» WHAT THIS TASK INVOLVES
Keep only the lines of the listing that include the word "обеспечивающих", and copy them.
>> Start DATA PROVIDED
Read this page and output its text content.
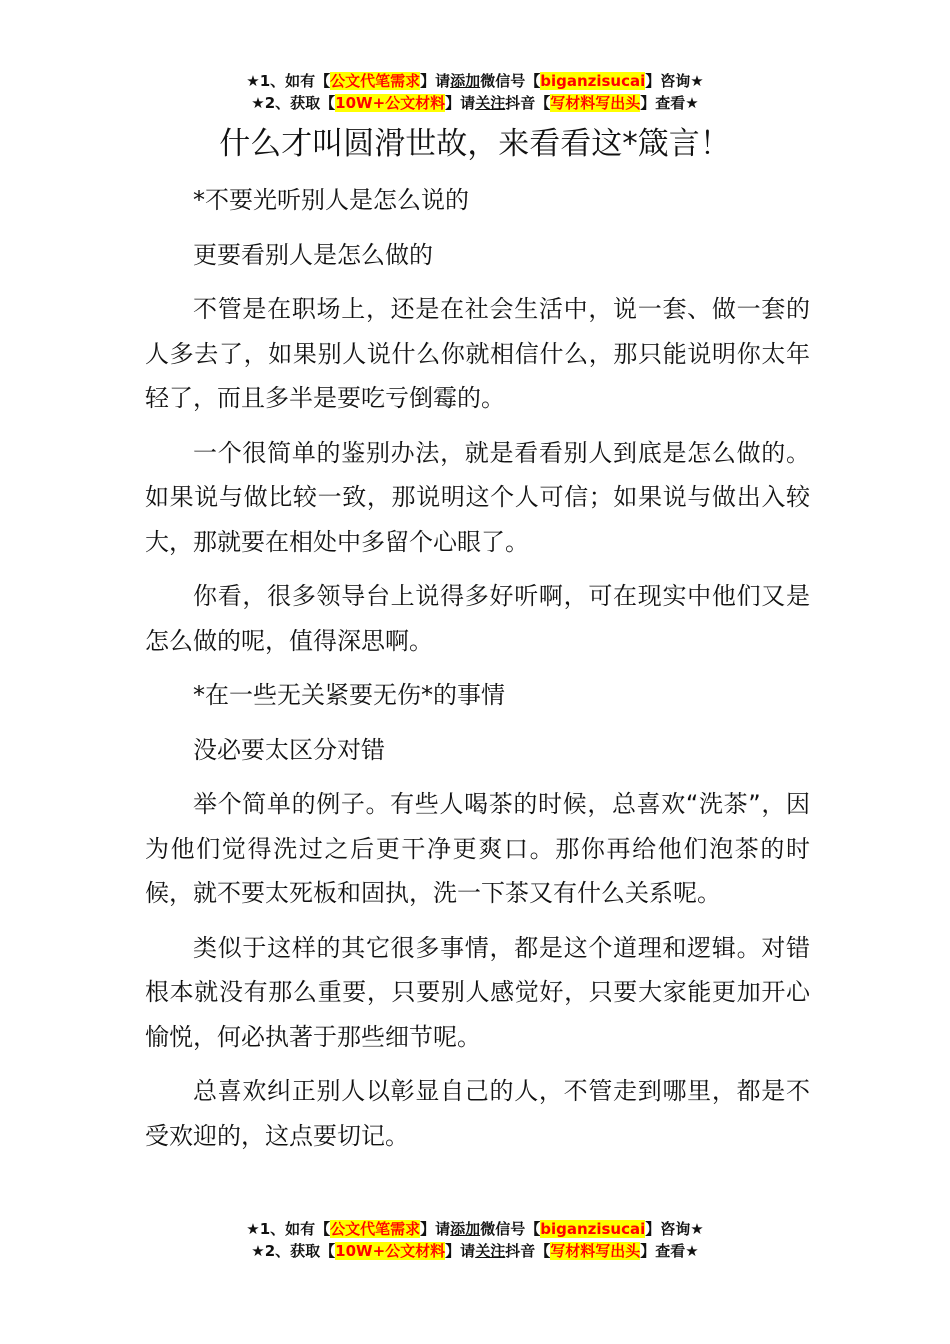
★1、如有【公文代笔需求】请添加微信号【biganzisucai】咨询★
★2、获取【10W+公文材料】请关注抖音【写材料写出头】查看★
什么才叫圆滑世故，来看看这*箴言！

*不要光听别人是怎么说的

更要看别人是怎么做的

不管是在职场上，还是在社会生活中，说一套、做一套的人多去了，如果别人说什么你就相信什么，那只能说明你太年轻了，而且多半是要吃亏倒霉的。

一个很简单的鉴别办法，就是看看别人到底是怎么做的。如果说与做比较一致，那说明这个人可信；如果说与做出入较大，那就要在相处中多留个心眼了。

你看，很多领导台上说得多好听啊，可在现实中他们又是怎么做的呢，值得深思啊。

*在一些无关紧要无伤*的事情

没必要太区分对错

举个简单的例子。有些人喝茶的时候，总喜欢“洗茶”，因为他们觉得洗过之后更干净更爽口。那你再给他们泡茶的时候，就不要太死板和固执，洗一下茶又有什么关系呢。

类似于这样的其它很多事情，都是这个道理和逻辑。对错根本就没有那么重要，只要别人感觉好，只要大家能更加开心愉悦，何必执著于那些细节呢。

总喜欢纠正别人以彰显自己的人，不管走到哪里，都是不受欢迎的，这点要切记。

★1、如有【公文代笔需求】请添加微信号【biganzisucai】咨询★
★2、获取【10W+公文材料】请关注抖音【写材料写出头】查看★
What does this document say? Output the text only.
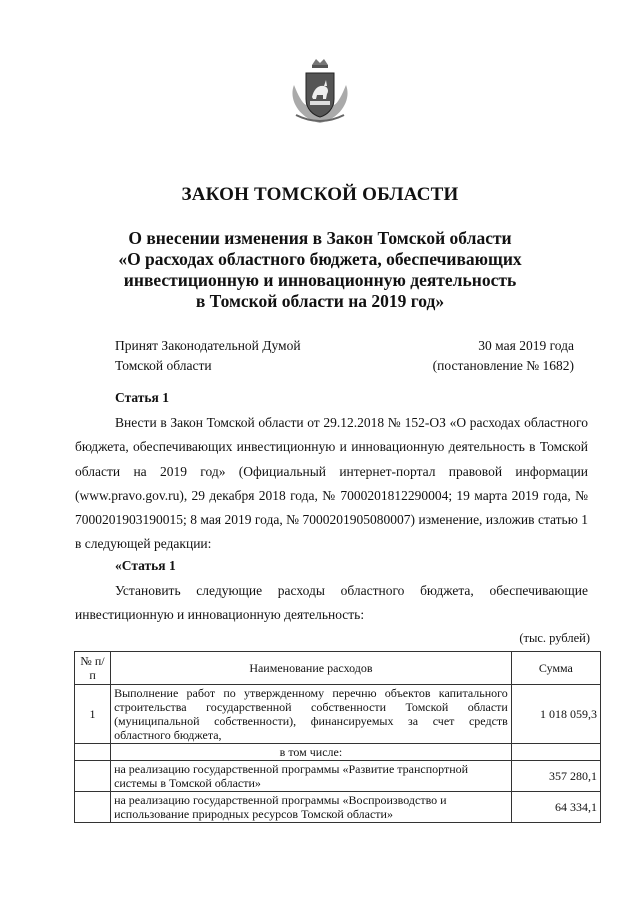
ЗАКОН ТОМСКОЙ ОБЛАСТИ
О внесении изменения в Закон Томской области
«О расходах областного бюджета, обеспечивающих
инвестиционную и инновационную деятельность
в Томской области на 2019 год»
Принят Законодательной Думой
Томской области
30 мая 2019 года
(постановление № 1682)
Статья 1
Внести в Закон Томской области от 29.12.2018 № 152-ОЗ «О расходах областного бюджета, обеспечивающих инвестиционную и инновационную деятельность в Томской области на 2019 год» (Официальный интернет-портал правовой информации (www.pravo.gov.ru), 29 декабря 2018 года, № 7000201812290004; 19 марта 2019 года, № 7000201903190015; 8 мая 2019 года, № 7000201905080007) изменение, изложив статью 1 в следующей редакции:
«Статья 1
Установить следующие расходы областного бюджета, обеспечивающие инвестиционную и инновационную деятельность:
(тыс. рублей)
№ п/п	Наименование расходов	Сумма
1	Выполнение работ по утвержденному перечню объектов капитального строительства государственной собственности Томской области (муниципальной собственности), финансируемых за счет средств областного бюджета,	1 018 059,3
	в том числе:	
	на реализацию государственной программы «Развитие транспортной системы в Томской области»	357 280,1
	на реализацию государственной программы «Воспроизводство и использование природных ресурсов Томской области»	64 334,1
>> End DATA PROVIDED
» EXERCISE ANSWER
«О расходах областного бюджета, обеспечивающих
Внести в Закон Томской области от 29.12.2018 № 152-ОЗ «О расходах областного бюджета, обеспечивающих инвестиционную и инновационную деятельность в Томской области на 2019 год» (Официальный интернет-портал правовой информации (www.pravo.gov.ru), 29 декабря 2018 года, № 7000201812290004; 19 марта 2019 года, № 7000201903190015; 8 мая 2019 года, № 7000201905080007) изменение, изложив статью 1 в следующей редакции:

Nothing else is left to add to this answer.